▶ Task prompt
Render every line of the items below as a numbered list, skipping blank lines. Leave the pictures out.

═══ Working data ═══

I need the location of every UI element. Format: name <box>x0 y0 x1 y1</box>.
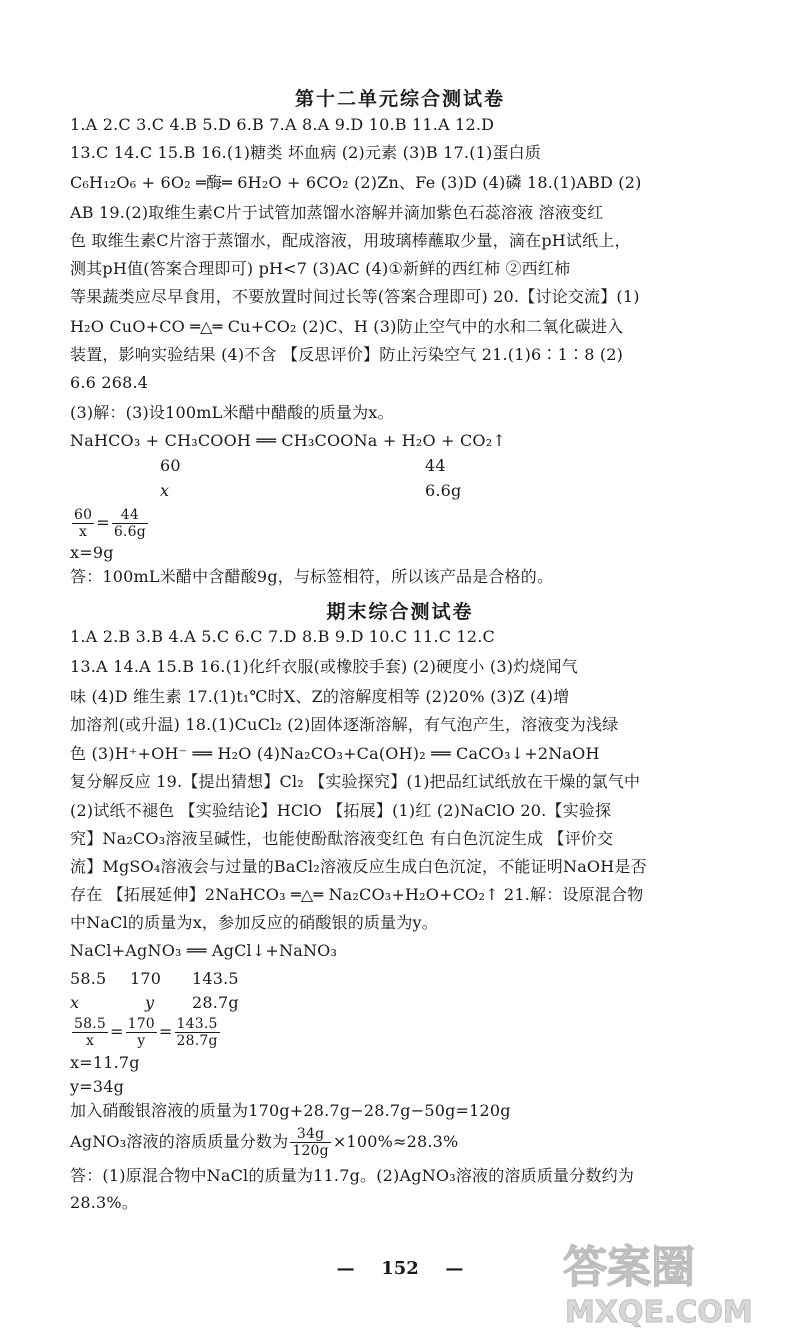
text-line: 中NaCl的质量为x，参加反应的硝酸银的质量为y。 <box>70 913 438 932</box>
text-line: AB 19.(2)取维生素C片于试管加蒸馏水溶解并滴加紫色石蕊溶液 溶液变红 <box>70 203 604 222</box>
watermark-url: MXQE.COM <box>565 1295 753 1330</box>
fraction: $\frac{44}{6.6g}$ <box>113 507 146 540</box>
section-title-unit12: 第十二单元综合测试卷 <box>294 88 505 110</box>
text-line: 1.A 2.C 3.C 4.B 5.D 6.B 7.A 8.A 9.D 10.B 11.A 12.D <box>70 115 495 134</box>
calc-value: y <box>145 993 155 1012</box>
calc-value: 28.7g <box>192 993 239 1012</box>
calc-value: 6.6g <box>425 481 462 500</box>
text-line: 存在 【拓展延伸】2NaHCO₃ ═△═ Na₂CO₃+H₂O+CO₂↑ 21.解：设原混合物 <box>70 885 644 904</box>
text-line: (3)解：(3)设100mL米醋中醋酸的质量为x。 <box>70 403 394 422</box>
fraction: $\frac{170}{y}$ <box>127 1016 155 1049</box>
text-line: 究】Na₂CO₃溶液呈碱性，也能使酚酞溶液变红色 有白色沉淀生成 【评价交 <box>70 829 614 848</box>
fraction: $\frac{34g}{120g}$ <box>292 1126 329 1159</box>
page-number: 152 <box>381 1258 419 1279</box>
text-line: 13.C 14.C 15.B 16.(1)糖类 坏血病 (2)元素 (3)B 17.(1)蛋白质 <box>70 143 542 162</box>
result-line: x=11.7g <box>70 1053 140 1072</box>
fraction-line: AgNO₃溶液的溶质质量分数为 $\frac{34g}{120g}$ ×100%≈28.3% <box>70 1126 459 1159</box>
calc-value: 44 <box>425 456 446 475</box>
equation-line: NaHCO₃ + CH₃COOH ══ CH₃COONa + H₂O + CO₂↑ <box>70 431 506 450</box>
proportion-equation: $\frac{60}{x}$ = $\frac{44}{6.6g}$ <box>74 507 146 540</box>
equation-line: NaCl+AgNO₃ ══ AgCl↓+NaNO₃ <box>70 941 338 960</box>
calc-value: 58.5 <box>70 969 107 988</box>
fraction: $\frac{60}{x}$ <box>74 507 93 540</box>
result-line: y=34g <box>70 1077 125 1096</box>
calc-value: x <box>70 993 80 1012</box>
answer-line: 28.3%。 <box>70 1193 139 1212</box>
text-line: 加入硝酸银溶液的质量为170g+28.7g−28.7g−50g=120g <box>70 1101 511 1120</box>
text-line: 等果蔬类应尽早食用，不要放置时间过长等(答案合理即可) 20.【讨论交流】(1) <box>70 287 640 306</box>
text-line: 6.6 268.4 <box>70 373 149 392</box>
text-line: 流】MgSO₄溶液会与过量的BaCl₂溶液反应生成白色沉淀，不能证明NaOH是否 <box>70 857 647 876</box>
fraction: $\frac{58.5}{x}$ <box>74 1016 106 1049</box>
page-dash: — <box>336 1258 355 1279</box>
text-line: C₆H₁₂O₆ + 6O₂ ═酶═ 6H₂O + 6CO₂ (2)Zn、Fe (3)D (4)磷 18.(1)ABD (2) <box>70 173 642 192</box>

═══

▶ Task result
1. I need the location of every UI element. Format: name <box>x0 y0 x1 y1</box>.
2. text-line: 中NaCl的质量为x，参加反应的硝酸银的质量为y。 <box>70 913 438 932</box>
3. text-line: AB 19.(2)取维生素C片于试管加蒸馏水溶解并滴加紫色石蕊溶液 溶液变红 <box>70 203 604 222</box>
4. watermark-url: MXQE.COM <box>565 1295 753 1330</box>
5. fraction: $\frac{44}{6.6g}$ <box>113 507 146 540</box>
6. section-title-unit12: 第十二单元综合测试卷 <box>294 88 505 110</box>
7. text-line: 1.A 2.C 3.C 4.B 5.D 6.B 7.A 8.A 9.D 10.B 11.A 12.D <box>70 115 495 134</box>
8. calc-value: y <box>145 993 155 1012</box>
9. calc-value: 28.7g <box>192 993 239 1012</box>
10. calc-value: 6.6g <box>425 481 462 500</box>
11. text-line: 存在 【拓展延伸】2NaHCO₃ ═△═ Na₂CO₃+H₂O+CO₂↑ 21.解：设原混合物 <box>70 885 644 904</box>
12. text-line: (3)解：(3)设100mL米醋中醋酸的质量为x。 <box>70 403 394 422</box>
13. fraction: $\frac{170}{y}$ <box>127 1016 155 1049</box>
14. text-line: 究】Na₂CO₃溶液呈碱性，也能使酚酞溶液变红色 有白色沉淀生成 【评价交 <box>70 829 614 848</box>
15. fraction: $\frac{34g}{120g}$ <box>292 1126 329 1159</box>
16. page-number: 152 <box>381 1258 419 1279</box>
17. text-line: 13.C 14.C 15.B 16.(1)糖类 坏血病 (2)元素 (3)B 17.(1)蛋白质 <box>70 143 542 162</box>
18. result-line: x=11.7g <box>70 1053 140 1072</box>
19. fraction-line: AgNO₃溶液的溶质质量分数为 $\frac{34g}{120g}$ ×100%≈28.3% <box>70 1126 459 1159</box>
20. calc-value: 44 <box>425 456 446 475</box>
21. equation-line: NaHCO₃ + CH₃COOH ══ CH₃COONa + H₂O + CO₂↑ <box>70 431 506 450</box>
22. proportion-equation: $\frac{60}{x}$ = $\frac{44}{6.6g}$ <box>74 507 146 540</box>
23. equation-line: NaCl+AgNO₃ ══ AgCl↓+NaNO₃ <box>70 941 338 960</box>
24. calc-value: 58.5 <box>70 969 107 988</box>
25. fraction: $\frac{60}{x}$ <box>74 507 93 540</box>
26. result-line: y=34g <box>70 1077 125 1096</box>
27. calc-value: x <box>70 993 80 1012</box>
28. answer-line: 28.3%。 <box>70 1193 139 1212</box>
29. text-line: 加入硝酸银溶液的质量为170g+28.7g−28.7g−50g=120g <box>70 1101 511 1120</box>
30. text-line: 等果蔬类应尽早食用，不要放置时间过长等(答案合理即可) 20.【讨论交流】(1) <box>70 287 640 306</box>
31. text-line: 6.6 268.4 <box>70 373 149 392</box>
32. text-line: 流】MgSO₄溶液会与过量的BaCl₂溶液反应生成白色沉淀，不能证明NaOH是否 <box>70 857 647 876</box>
33. fraction: $\frac{58.5}{x}$ <box>74 1016 106 1049</box>
34. page-dash: — <box>336 1258 355 1279</box>
35. text-line: C₆H₁₂O₆ + 6O₂ ═酶═ 6H₂O + 6CO₂ (2)Zn、Fe (3)D (4)磷 18.(1)ABD (2) <box>70 173 642 192</box>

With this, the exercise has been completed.